_Description of the task_
Copy every line of the entries that includes the word "Nges".

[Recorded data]
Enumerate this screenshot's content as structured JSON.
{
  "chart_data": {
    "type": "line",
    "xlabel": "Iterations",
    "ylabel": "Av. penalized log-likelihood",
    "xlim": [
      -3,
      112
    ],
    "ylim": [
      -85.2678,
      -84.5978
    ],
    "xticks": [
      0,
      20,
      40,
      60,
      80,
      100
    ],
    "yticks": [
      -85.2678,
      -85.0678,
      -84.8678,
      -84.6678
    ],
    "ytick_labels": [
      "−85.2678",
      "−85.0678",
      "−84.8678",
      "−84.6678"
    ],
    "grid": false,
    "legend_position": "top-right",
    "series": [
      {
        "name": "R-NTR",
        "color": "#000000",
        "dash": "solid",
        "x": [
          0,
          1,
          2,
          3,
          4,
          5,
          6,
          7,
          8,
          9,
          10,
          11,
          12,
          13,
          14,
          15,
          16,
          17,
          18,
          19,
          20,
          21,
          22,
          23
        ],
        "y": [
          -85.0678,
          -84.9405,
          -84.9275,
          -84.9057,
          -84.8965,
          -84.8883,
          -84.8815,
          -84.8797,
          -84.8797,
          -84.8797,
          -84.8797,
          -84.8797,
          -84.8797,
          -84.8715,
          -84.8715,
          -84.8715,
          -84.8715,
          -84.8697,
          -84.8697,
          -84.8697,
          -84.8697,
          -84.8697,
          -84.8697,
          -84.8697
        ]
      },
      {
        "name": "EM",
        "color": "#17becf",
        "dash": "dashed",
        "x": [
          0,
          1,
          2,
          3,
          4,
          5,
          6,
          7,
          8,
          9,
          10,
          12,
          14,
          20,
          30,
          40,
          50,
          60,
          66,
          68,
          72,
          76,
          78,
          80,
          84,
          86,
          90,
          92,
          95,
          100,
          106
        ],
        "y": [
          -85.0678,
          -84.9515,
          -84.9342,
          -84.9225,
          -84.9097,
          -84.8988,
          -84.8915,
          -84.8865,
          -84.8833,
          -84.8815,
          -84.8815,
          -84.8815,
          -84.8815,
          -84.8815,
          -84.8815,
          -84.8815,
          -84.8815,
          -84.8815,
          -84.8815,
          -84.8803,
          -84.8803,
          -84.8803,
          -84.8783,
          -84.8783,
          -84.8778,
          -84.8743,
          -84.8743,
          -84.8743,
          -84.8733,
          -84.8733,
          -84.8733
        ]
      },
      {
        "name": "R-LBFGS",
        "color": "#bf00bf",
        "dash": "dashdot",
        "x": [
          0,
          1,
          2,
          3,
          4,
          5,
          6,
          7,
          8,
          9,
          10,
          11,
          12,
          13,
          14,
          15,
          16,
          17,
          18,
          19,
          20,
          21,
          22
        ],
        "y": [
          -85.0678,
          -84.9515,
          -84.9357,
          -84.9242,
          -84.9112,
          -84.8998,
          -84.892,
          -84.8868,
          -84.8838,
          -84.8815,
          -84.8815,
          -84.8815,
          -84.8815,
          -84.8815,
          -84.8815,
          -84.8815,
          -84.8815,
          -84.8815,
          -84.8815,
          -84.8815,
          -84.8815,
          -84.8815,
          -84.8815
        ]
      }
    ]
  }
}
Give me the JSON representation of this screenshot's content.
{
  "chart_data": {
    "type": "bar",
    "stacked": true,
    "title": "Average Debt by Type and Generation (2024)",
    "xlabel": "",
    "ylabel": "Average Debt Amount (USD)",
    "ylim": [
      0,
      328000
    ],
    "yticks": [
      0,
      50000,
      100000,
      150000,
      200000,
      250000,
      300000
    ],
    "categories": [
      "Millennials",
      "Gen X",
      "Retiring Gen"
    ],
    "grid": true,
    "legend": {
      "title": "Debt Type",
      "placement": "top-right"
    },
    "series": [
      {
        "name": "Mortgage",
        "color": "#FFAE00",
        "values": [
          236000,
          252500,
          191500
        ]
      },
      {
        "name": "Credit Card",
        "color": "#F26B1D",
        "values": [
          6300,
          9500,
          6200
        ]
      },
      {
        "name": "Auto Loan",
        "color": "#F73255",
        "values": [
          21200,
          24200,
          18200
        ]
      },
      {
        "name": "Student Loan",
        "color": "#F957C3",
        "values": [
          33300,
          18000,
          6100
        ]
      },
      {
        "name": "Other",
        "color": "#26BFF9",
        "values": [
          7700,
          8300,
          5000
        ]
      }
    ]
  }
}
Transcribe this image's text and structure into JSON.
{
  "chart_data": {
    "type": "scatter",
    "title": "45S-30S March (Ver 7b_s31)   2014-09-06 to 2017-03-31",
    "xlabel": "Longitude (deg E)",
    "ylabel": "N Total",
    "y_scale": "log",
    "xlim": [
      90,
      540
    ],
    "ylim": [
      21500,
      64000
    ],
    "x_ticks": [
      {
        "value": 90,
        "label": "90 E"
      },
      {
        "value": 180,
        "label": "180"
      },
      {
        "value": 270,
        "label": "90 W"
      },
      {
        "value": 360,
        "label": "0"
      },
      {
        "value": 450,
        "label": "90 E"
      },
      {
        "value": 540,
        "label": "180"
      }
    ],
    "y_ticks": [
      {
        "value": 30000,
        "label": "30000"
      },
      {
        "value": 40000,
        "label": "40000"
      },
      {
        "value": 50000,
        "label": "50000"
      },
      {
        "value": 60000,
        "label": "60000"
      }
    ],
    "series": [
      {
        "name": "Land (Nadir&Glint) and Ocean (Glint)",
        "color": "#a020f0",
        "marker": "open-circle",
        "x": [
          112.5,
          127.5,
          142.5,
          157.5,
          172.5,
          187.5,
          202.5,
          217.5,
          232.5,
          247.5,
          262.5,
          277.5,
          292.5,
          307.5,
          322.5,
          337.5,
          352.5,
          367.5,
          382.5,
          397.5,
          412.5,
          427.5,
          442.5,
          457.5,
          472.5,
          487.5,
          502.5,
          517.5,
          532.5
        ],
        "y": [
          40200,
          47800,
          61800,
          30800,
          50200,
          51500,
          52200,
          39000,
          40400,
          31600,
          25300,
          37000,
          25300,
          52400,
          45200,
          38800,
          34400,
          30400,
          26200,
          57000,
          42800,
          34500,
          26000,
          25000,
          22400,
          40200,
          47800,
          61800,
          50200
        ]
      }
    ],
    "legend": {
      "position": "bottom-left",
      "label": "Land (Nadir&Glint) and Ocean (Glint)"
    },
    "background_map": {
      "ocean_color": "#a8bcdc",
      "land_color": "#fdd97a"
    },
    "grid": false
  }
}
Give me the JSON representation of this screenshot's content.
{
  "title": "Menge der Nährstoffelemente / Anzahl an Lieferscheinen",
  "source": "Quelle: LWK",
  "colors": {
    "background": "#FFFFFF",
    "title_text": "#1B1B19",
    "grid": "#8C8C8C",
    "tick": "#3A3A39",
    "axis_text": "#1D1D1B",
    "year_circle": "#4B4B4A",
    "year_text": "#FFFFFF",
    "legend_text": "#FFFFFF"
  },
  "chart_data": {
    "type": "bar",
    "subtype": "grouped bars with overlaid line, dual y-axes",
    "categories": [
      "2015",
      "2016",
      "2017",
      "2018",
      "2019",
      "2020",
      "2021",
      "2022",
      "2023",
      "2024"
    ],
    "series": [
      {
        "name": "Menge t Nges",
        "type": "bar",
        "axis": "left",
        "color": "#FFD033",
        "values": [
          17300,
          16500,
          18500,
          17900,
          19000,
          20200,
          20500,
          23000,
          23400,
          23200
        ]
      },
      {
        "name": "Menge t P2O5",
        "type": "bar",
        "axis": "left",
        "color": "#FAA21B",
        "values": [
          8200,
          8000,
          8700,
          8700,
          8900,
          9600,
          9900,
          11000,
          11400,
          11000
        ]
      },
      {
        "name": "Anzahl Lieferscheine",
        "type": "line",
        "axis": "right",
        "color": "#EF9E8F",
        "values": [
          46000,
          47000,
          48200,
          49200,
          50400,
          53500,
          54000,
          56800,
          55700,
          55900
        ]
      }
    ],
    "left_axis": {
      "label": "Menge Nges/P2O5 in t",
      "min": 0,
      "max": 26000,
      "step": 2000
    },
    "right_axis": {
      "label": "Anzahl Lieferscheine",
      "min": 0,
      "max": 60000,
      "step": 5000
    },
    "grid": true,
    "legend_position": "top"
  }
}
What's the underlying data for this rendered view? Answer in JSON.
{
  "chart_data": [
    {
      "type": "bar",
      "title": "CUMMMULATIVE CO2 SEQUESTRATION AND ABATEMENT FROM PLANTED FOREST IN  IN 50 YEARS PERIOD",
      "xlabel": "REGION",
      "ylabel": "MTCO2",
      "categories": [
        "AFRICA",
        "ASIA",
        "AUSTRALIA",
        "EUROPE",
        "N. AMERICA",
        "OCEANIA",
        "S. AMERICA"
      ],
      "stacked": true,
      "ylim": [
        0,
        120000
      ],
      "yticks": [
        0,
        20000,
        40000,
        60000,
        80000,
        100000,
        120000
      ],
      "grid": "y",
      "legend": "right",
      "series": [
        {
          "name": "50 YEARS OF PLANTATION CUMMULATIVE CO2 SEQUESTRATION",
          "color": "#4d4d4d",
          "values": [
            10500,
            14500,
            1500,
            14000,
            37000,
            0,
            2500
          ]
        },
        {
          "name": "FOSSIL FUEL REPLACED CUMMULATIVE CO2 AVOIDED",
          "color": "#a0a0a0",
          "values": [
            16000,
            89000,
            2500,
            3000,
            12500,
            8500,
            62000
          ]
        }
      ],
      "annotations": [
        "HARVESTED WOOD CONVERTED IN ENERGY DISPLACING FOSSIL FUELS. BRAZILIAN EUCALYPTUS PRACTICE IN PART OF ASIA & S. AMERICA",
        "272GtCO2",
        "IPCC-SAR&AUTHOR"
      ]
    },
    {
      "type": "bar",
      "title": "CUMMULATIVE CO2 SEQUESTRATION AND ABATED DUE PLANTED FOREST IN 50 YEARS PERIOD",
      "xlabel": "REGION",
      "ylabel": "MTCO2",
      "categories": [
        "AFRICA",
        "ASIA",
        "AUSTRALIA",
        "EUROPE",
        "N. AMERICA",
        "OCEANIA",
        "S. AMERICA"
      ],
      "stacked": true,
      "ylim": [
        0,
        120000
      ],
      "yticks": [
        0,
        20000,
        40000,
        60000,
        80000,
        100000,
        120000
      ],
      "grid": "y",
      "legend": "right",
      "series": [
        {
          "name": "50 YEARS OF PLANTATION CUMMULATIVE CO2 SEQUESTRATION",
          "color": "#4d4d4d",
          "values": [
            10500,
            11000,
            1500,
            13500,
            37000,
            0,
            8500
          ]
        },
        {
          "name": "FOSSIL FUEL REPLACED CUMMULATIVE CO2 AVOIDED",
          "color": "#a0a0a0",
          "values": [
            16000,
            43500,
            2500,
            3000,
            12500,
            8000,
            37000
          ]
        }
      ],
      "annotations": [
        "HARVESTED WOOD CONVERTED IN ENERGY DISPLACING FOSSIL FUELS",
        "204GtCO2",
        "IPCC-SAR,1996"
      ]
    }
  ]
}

_Correct output_
        "name": "Menge t Nges",
      "label": "Menge Nges/P2O5 in t",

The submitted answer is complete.